[Problem statement]
Wherever a line holds the string "JSON", copy that line.

[Records for the exercise]
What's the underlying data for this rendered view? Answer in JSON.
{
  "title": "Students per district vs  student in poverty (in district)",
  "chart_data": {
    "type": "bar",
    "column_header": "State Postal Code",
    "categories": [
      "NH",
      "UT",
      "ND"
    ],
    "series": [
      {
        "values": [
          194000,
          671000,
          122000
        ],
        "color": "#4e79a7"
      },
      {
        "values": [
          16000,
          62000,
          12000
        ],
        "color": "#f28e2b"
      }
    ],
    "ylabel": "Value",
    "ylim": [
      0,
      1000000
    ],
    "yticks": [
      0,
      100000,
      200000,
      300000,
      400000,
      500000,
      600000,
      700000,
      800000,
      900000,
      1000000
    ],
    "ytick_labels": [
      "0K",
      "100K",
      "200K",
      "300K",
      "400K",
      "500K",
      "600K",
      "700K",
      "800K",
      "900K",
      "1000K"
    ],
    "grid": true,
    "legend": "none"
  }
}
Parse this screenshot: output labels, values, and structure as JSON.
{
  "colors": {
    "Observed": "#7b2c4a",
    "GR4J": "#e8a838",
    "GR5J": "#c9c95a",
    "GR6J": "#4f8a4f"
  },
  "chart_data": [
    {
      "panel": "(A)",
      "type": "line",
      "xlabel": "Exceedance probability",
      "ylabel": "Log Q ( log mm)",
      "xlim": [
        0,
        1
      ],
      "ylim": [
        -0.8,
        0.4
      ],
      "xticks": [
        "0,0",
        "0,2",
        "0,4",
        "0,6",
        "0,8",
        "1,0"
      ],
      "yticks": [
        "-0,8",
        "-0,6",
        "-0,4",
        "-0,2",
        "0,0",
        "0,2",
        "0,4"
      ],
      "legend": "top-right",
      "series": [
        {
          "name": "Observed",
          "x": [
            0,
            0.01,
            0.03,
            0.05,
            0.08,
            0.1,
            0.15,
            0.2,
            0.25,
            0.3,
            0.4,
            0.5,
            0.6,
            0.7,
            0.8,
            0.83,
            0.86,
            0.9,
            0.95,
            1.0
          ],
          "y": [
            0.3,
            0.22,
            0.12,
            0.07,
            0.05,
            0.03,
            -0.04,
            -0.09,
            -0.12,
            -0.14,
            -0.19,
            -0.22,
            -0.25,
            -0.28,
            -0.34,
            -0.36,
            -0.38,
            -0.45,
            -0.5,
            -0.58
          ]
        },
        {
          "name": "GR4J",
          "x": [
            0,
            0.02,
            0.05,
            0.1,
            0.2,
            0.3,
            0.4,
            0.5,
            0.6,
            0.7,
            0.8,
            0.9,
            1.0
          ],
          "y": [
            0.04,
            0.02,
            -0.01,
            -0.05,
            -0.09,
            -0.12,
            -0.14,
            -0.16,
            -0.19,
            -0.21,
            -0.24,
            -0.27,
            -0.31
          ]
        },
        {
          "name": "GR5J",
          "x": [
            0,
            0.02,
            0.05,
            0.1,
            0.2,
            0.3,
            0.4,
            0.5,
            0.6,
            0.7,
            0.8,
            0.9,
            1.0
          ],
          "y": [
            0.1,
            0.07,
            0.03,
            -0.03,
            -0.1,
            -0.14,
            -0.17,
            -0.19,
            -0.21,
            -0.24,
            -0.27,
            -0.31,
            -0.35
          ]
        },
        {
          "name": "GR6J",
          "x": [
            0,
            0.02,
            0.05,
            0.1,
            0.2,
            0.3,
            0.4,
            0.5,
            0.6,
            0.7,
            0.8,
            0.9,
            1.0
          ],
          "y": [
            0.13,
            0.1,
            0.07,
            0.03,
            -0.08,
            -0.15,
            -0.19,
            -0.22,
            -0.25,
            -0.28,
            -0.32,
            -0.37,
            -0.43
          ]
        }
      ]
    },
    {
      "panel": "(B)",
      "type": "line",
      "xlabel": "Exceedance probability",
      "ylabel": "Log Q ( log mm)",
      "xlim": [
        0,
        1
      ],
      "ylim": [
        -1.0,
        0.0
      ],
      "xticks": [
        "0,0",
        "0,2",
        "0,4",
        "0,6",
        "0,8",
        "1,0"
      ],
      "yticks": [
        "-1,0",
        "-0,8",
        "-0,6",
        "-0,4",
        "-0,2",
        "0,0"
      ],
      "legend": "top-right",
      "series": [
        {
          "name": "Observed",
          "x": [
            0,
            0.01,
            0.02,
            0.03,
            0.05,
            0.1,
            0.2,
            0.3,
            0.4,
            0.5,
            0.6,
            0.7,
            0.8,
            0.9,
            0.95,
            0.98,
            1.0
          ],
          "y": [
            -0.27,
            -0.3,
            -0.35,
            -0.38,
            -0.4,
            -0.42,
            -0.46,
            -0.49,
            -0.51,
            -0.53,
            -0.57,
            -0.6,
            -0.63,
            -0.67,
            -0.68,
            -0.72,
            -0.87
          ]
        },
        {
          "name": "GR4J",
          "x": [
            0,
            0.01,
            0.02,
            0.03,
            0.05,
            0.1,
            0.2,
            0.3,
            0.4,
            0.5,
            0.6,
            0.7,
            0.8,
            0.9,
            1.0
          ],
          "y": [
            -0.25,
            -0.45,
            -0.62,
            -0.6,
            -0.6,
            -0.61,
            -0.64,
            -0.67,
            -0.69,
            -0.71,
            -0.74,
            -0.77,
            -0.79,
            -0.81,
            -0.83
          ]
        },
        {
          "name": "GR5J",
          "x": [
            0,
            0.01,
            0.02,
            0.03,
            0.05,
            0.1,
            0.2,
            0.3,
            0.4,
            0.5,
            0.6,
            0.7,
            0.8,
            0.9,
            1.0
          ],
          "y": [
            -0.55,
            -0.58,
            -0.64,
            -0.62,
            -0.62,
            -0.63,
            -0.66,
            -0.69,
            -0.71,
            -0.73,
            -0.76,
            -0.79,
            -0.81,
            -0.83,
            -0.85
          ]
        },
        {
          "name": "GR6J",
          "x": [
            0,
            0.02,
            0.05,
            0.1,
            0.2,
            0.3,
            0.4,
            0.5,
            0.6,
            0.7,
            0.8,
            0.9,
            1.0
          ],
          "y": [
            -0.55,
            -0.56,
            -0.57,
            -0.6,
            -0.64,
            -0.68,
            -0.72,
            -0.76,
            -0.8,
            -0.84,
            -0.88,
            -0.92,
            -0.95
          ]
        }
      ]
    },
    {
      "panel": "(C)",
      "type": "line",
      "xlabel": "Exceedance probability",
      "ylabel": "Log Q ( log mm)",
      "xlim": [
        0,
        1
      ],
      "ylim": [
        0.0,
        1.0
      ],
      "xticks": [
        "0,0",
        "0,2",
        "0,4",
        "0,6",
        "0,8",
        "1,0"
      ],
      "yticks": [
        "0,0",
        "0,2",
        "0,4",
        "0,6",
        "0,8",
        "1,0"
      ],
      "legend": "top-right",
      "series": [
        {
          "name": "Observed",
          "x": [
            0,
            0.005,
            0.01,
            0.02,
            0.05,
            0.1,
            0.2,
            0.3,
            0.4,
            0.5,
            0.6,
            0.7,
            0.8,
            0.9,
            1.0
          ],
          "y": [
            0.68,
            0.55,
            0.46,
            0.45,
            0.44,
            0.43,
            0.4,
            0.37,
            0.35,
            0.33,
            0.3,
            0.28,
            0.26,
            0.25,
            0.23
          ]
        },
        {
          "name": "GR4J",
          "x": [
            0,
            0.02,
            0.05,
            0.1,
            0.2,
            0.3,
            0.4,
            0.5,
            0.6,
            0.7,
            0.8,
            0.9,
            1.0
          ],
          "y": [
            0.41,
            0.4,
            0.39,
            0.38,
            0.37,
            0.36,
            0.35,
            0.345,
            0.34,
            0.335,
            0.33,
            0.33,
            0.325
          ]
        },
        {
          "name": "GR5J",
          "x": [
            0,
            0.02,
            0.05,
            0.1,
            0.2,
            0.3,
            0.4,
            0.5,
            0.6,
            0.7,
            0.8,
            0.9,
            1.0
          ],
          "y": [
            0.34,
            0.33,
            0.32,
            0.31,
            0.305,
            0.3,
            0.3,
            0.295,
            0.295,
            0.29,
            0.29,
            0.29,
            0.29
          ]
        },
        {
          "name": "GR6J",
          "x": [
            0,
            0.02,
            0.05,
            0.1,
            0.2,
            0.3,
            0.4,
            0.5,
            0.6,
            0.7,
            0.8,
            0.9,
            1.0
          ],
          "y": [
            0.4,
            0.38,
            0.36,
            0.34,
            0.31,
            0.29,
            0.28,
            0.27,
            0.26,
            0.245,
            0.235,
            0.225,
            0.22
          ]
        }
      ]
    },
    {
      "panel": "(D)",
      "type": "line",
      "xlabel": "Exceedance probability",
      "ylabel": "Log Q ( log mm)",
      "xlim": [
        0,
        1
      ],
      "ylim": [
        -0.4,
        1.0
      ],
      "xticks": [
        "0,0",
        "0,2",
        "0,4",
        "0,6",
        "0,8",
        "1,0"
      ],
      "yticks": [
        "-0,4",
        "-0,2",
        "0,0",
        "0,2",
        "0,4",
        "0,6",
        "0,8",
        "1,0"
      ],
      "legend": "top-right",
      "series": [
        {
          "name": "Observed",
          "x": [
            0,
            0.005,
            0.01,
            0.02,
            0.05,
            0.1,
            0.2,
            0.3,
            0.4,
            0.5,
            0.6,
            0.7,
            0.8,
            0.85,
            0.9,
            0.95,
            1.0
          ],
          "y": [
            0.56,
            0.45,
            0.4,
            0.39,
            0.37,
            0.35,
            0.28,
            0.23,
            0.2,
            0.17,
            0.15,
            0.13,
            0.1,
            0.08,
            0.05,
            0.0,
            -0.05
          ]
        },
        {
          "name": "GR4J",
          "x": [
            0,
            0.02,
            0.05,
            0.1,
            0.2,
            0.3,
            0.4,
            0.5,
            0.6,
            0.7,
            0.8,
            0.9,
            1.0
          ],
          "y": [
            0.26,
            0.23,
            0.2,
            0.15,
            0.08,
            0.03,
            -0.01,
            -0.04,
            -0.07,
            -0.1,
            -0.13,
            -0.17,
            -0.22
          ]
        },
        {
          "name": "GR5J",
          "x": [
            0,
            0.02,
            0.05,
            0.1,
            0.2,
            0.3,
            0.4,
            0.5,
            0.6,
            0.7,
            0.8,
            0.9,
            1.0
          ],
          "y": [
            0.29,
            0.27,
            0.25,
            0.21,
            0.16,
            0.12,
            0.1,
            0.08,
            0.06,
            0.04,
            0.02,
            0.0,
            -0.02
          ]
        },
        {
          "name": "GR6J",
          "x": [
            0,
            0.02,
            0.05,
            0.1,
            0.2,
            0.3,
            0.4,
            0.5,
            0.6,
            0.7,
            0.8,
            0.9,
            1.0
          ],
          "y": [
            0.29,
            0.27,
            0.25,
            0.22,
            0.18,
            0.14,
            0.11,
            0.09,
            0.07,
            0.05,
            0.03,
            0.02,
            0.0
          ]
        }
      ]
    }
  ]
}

[Result]
What's the underlying data for this rendered view? Answer in JSON.
Parse this screenshot: output labels, values, and structure as JSON.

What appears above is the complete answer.